=== Goal ===
Pull out every line in the data that has the string "Otay" in it.
─── Dataset content
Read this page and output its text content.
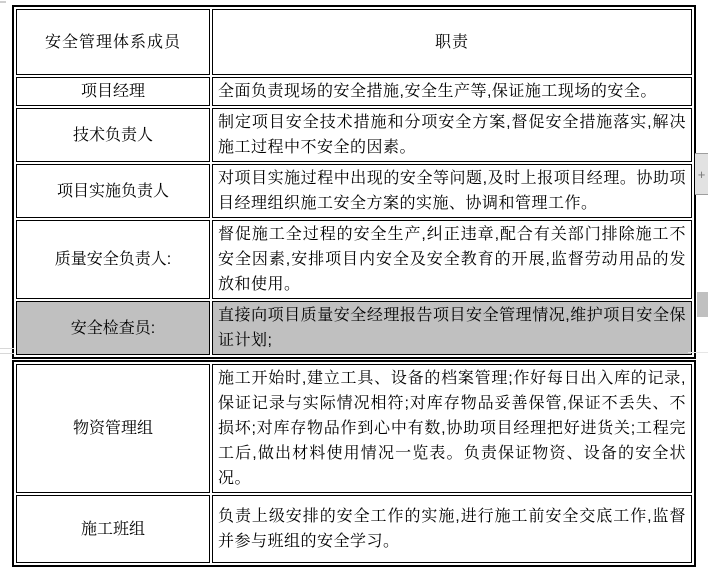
安全管理体系成员	职责
项目经理	全面负责现场的安全措施,安全生产等,保证施工现场的安全。
技术负责人	制定项目安全技术措施和分项安全方案,督促安全措施落实,解决施工过程中不安全的因素。
项目实施负责人	对项目实施过程中出现的安全等问题,及时上报项目经理。协助项目经理组织施工安全方案的实施、协调和管理工作。
质量安全负责人:	督促施工全过程的安全生产,纠正违章,配合有关部门排除施工不安全因素,安排项目内安全及安全教育的开展,监督劳动用品的发放和使用。
安全检查员:	直接向项目质量安全经理报告项目安全管理情况,维护项目安全保证计划;
物资管理组	施工开始时,建立工具、设备的档案管理;作好每日出入库的记录,保证记录与实际情况相符;对库存物品妥善保管,保证不丢失、不损坏;对库存物品作到心中有数,协助项目经理把好进货关;工程完工后,做出材料使用情况一览表。负责保证物资、设备的安全状况。
施工班组	负责上级安排的安全工作的实施,进行施工前安全交底工作,监督并参与班组的安全学习。
+
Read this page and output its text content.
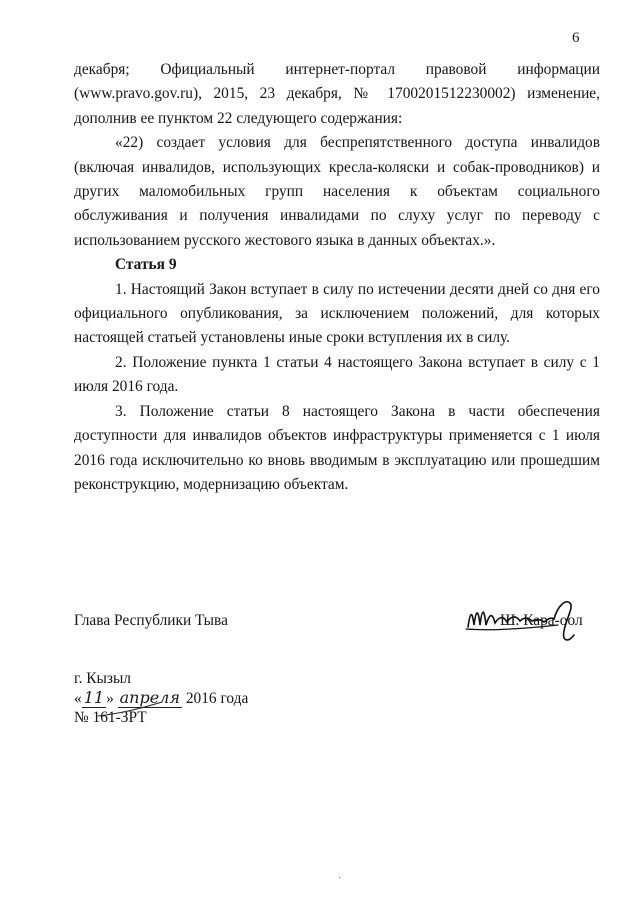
6

декабря; Официальный интернет-портал правовой информации (www.pravo.gov.ru), 2015, 23 декабря, № 1700201512230002) изменение, дополнив ее пунктом 22 следующего содержания:

«22) создает условия для беспрепятственного доступа инвалидов (включая инвалидов, использующих кресла-коляски и собак-проводников) и других маломобильных групп населения к объектам социального обслуживания и получения инвалидами по слуху услуг по переводу с использованием русского жестового языка в данных объектах.».

Статья 9

1. Настоящий Закон вступает в силу по истечении десяти дней со дня его официального опубликования, за исключением положений, для которых настоящей статьей установлены иные сроки вступления их в силу.

2. Положение пункта 1 статьи 4 настоящего Закона вступает в силу с 1 июля 2016 года.

3. Положение статьи 8 настоящего Закона в части обеспечения доступности для инвалидов объектов инфраструктуры применяется с 1 июля 2016 года исключительно ко вновь вводимым в эксплуатацию или прошедшим реконструкцию, модернизацию объектам.

Глава Республики Тыва	Ш. Кара-оол
г. Кызыл
« 11 » апреля 2016 года
№ 161-ЗРТ
·
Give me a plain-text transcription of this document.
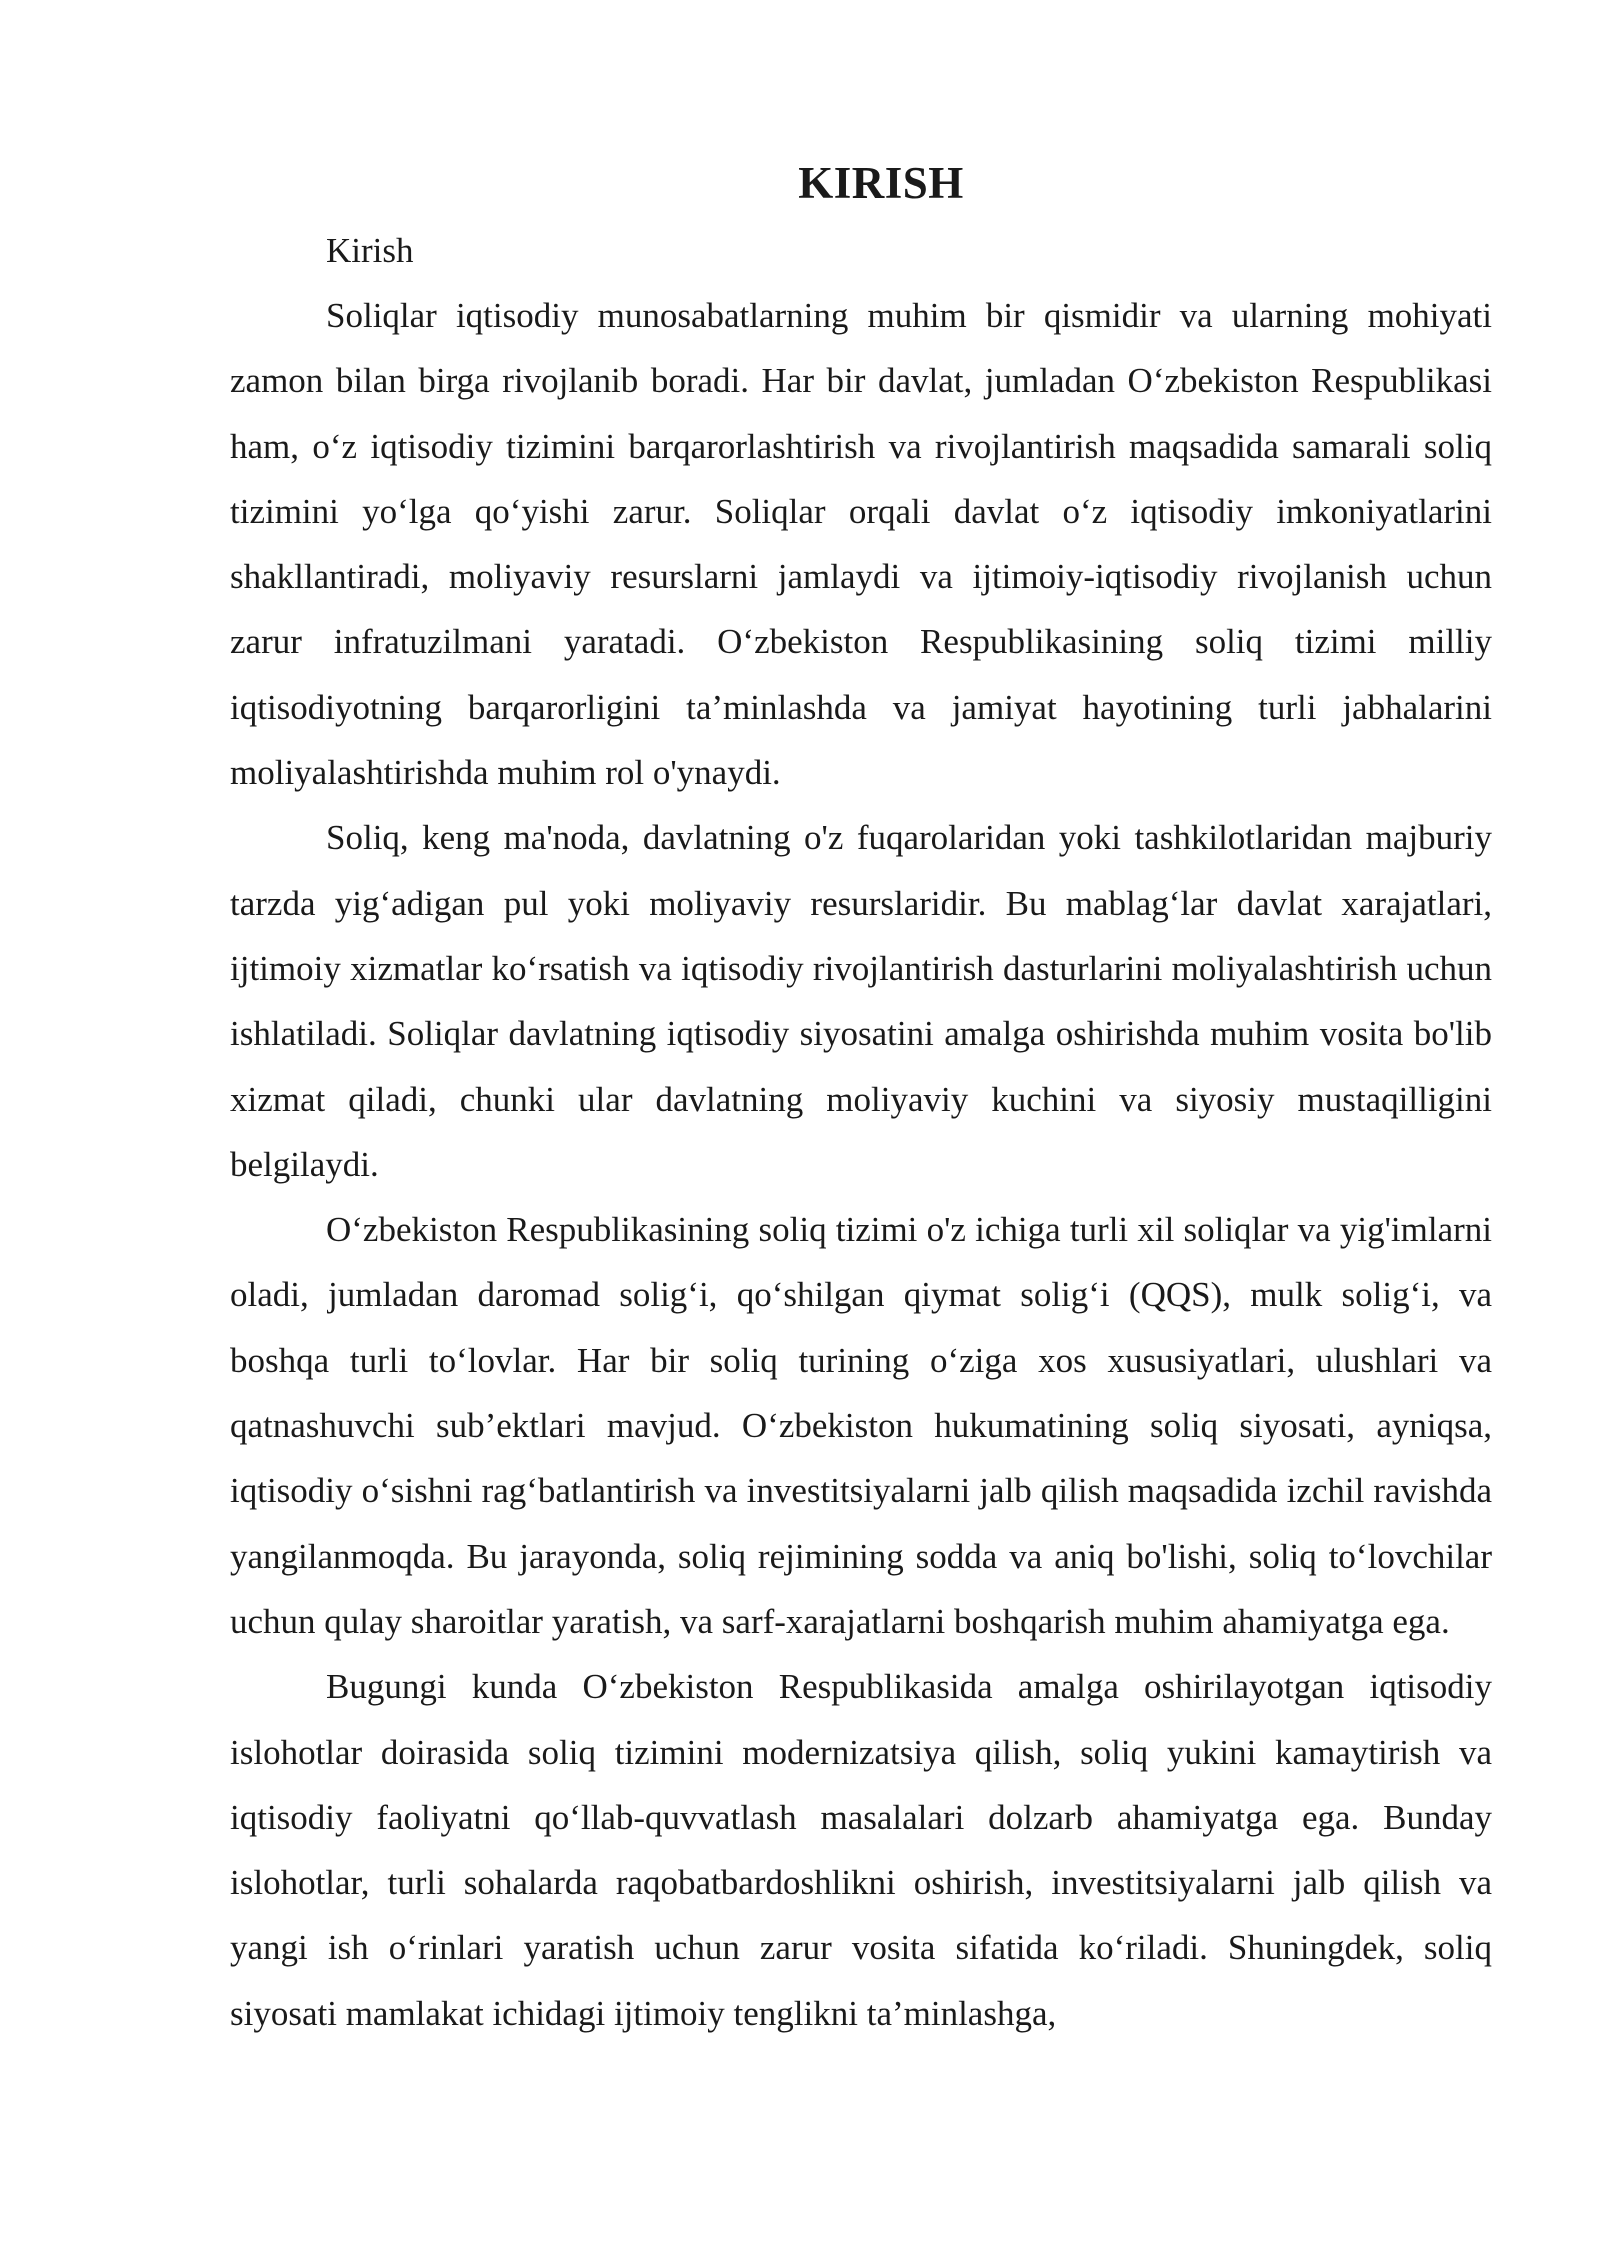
KIRISH

Kirish

Soliqlar iqtisodiy munosabatlarning muhim bir qismidir va ularning mohiyati zamon bilan birga rivojlanib boradi. Har bir davlat, jumladan O‘zbekiston Respublikasi ham, o‘z iqtisodiy tizimini barqarorlashtirish va rivojlantirish maqsadida samarali soliq tizimini yo‘lga qo‘yishi zarur. Soliqlar orqali davlat o‘z iqtisodiy imkoniyatlarini shakllantiradi, moliyaviy resurslarni jamlaydi va ijtimoiy-iqtisodiy rivojlanish uchun zarur infratuzilmani yaratadi. O‘zbekiston Respublikasining soliq tizimi milliy iqtisodiyotning barqarorligini ta’minlashda va jamiyat hayotining turli jabhalarini moliyalashtirishda muhim rol o'ynaydi.

Soliq, keng ma'noda, davlatning o'z fuqarolaridan yoki tashkilotlaridan majburiy tarzda yig‘adigan pul yoki moliyaviy resurslaridir. Bu mablag‘lar davlat xarajatlari, ijtimoiy xizmatlar ko‘rsatish va iqtisodiy rivojlantirish dasturlarini moliyalashtirish uchun ishlatiladi. Soliqlar davlatning iqtisodiy siyosatini amalga oshirishda muhim vosita bo'lib xizmat qiladi, chunki ular davlatning moliyaviy kuchini va siyosiy mustaqilligini belgilaydi.

O‘zbekiston Respublikasining soliq tizimi o'z ichiga turli xil soliqlar va yig'imlarni oladi, jumladan daromad solig‘i, qo‘shilgan qiymat solig‘i (QQS), mulk solig‘i, va boshqa turli to‘lovlar. Har bir soliq turining o‘ziga xos xususiyatlari, ulushlari va qatnashuvchi sub’ektlari mavjud. O‘zbekiston hukumatining soliq siyosati, ayniqsa, iqtisodiy o‘sishni rag‘batlantirish va investitsiyalarni jalb qilish maqsadida izchil ravishda yangilanmoqda. Bu jarayonda, soliq rejimining sodda va aniq bo'lishi, soliq to‘lovchilar uchun qulay sharoitlar yaratish, va sarf-xarajatlarni boshqarish muhim ahamiyatga ega.

Bugungi kunda O‘zbekiston Respublikasida amalga oshirilayotgan iqtisodiy islohotlar doirasida soliq tizimini modernizatsiya qilish, soliq yukini kamaytirish va iqtisodiy faoliyatni qo‘llab-quvvatlash masalalari dolzarb ahamiyatga ega. Bunday islohotlar, turli sohalarda raqobatbardoshlikni oshirish, investitsiyalarni jalb qilish va yangi ish o‘rinlari yaratish uchun zarur vosita sifatida ko‘riladi. Shuningdek, soliq siyosati mamlakat ichidagi ijtimoiy tenglikni ta’minlashga,
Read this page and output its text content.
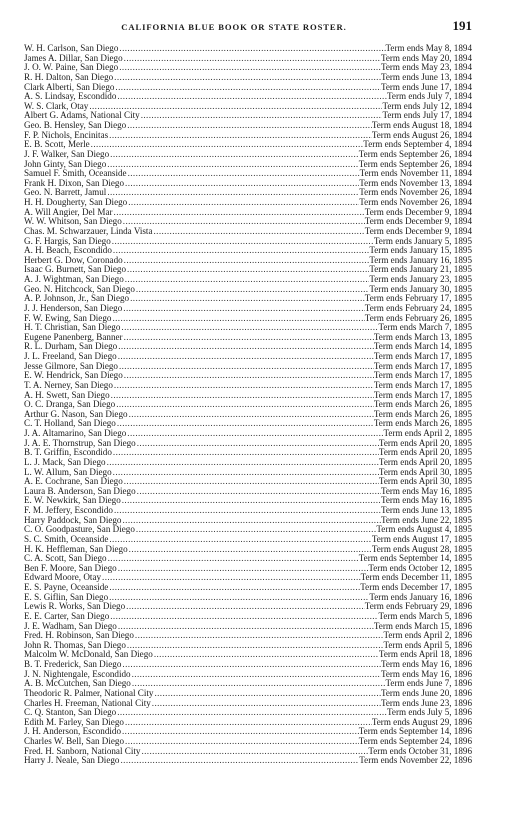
CALIFORNIA BLUE BOOK OR STATE ROSTER.	191
W. H. Carlson, San Diego .....	Term ends May 8, 1894
James A. Dillar, San Diego .....	Term ends May 20, 1894
J. O. W. Paine, San Diego .....	Term ends May 23, 1894
R. H. Dalton, San Diego .....	Term ends June 13, 1894
Clark Alberti, San Diego .....	Term ends June 17, 1894
A. S. Lindsay, Escondido .....	Term ends July 7, 1894
W. S. Clark, Otay .....	Term ends July 12, 1894
Albert G. Adams, National City .....	Term ends July 17, 1894
Geo. B. Hensley, San Diego .....	Term ends August 18, 1894
F. P. Nichols, Encinitas .....	Term ends August 26, 1894
E. B. Scott, Merle .....	Term ends September 4, 1894
J. F. Walker, San Diego .....	Term ends September 26, 1894
John Ginty, San Diego .....	Term ends September 26, 1894
Samuel F. Smith, Oceanside .....	Term ends November 11, 1894
Frank H. Dixon, San Diego .....	Term ends November 13, 1894
Geo. N. Barrett, Jamul .....	Term ends November 26, 1894
H. H. Dougherty, San Diego .....	Term ends November 26, 1894
A. Will Angier, Del Mar .....	Term ends December 9, 1894
W. W. Whitson, San Diego .....	Term ends December 9, 1894
Chas. M. Schwarzauer, Linda Vista .....	Term ends December 9, 1894
G. F. Hargis, San Diego .....	Term ends January 5, 1895
A. H. Beach, Escondido .....	Term ends January 15, 1895
Herbert G. Dow, Coronado .....	Term ends January 16, 1895
Isaac G. Burnett, San Diego .....	Term ends January 21, 1895
A. J. Wightman, San Diego .....	Term ends January 23, 1895
Geo. N. Hitchcock, San Diego .....	Term ends January 30, 1895
A. P. Johnson, Jr., San Diego .....	Term ends February 17, 1895
J. J. Henderson, San Diego .....	Term ends February 24, 1895
F. W. Ewing, San Diego .....	Term ends February 26, 1895
H. T. Christian, San Diego .....	Term ends March 7, 1895
Eugene Panenberg, Banner .....	Term ends March 13, 1895
R. L. Durham, San Diego .....	Term ends March 14, 1895
J. L. Freeland, San Diego .....	Term ends March 17, 1895
Jesse Gilmore, San Diego .....	Term ends March 17, 1895
E. W. Hendrick, San Diego .....	Term ends March 17, 1895
T. A. Nerney, San Diego .....	Term ends March 17, 1895
A. H. Swett, San Diego .....	Term ends March 17, 1895
O. C. Dranga, San Diego .....	Term ends March 26, 1895
Arthur G. Nason, San Diego .....	Term ends March 26, 1895
C. T. Holland, San Diego .....	Term ends March 26, 1895
J. A. Altamarino, San Diego .....	Term ends April 2, 1895
J. A. E. Thornstrup, San Diego .....	Term ends April 20, 1895
B. T. Griffin, Escondido .....	Term ends April 20, 1895
L. J. Mack, San Diego .....	Term ends April 20, 1895
L. W. Allum, San Diego .....	Term ends April 30, 1895
A. E. Cochrane, San Diego .....	Term ends April 30, 1895
Laura B. Anderson, San Diego .....	Term ends May 16, 1895
E. W. Newkirk, San Diego .....	Term ends May 16, 1895
F. M. Jeffery, Escondido .....	Term ends June 13, 1895
Harry Paddock, San Diego .....	Term ends June 22, 1895
C. O. Goodpasture, San Diego .....	Term ends August 4, 1895
S. C. Smith, Oceanside .....	Term ends August 17, 1895
H. K. Heffleman, San Diego .....	Term ends August 28, 1895
C. A. Scott, San Diego .....	Term ends September 14, 1895
Ben F. Moore, San Diego .....	Term ends October 12, 1895
Edward Moore, Otay .....	Term ends December 11, 1895
E. S. Payne, Oceanside .....	Term ends December 17, 1895
E. S. Giflin, San Diego .....	Term ends January 16, 1896
Lewis R. Works, San Diego .....	Term ends February 29, 1896
E. E. Carter, San Diego .....	Term ends March 5, 1896
J. E. Wadham, San Diego .....	Term ends March 15, 1896
Fred. H. Robinson, San Diego .....	Term ends April 2, 1896
John R. Thomas, San Diego .....	Term ends April 5, 1896
Malcolm W. McDonald, San Diego .....	Term ends April 18, 1896
B. T. Frederick, San Diego .....	Term ends May 16, 1896
J. N. Nightengale, Escondido .....	Term ends May 16, 1896
A. B. McCutchen, San Diego .....	Term ends June 7, 1896
Theodoric R. Palmer, National City .....	Term ends June 20, 1896
Charles H. Freeman, National City .....	Term ends June 23, 1896
C. Q. Stanton, San Diego .....	Term ends July 5, 1896
Edith M. Farley, San Diego .....	Term ends August 29, 1896
J. H. Anderson, Escondido .....	Term ends September 14, 1896
Charles W. Bell, San Diego .....	Term ends September 24, 1896
Fred. H. Sanborn, National City .....	Term ends October 31, 1896
Harry J. Neale, San Diego .....	Term ends November 22, 1896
──────
=== The solution ===
W. S. Clark, Otay .....	Term ends July 12, 1894
Edward Moore, Otay .....	Term ends December 11, 1895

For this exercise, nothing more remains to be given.